### OBJECTIVE
Collect every line below that contains the word "values".

Figure record listings
---*---

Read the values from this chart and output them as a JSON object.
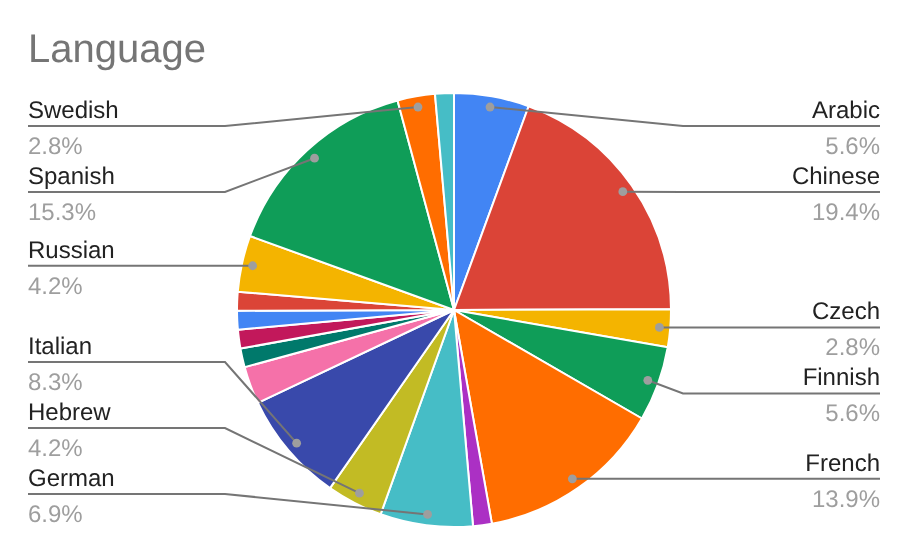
{
  "chart_data": {
    "type": "pie",
    "title": "Language",
    "categories": [
      "Arabic",
      "Chinese",
      "Czech",
      "Finnish",
      "French",
      null,
      "German",
      "Hebrew",
      "Italian",
      null,
      null,
      null,
      null,
      null,
      "Russian",
      "Spanish",
      "Swedish",
      null
    ],
    "values": [
      5.6,
      19.4,
      2.8,
      5.6,
      13.9,
      1.4,
      6.9,
      4.2,
      8.3,
      2.8,
      1.4,
      1.4,
      1.4,
      1.4,
      4.2,
      15.3,
      2.8,
      1.4
    ],
    "value_labels": [
      "5.6%",
      "19.4%",
      "2.8%",
      "5.6%",
      "13.9%",
      null,
      "6.9%",
      "4.2%",
      "8.3%",
      null,
      null,
      null,
      null,
      null,
      "4.2%",
      "15.3%",
      "2.8%",
      null
    ],
    "colors": [
      "#4285f4",
      "#db4437",
      "#f4b400",
      "#0f9d58",
      "#ff6d00",
      "#ab30c4",
      "#46bdc6",
      "#c2bb24",
      "#3949ab",
      "#f571a9",
      "#00796b",
      "#c2185b",
      "#4285f4",
      "#db4437",
      "#f4b400",
      "#0f9d58",
      "#ff6d00",
      "#46bdc6"
    ],
    "legend": false
  }
}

---*---

### CORRECT ANSWER
Read the values from this chart and output them as a JSON object.
    "values": [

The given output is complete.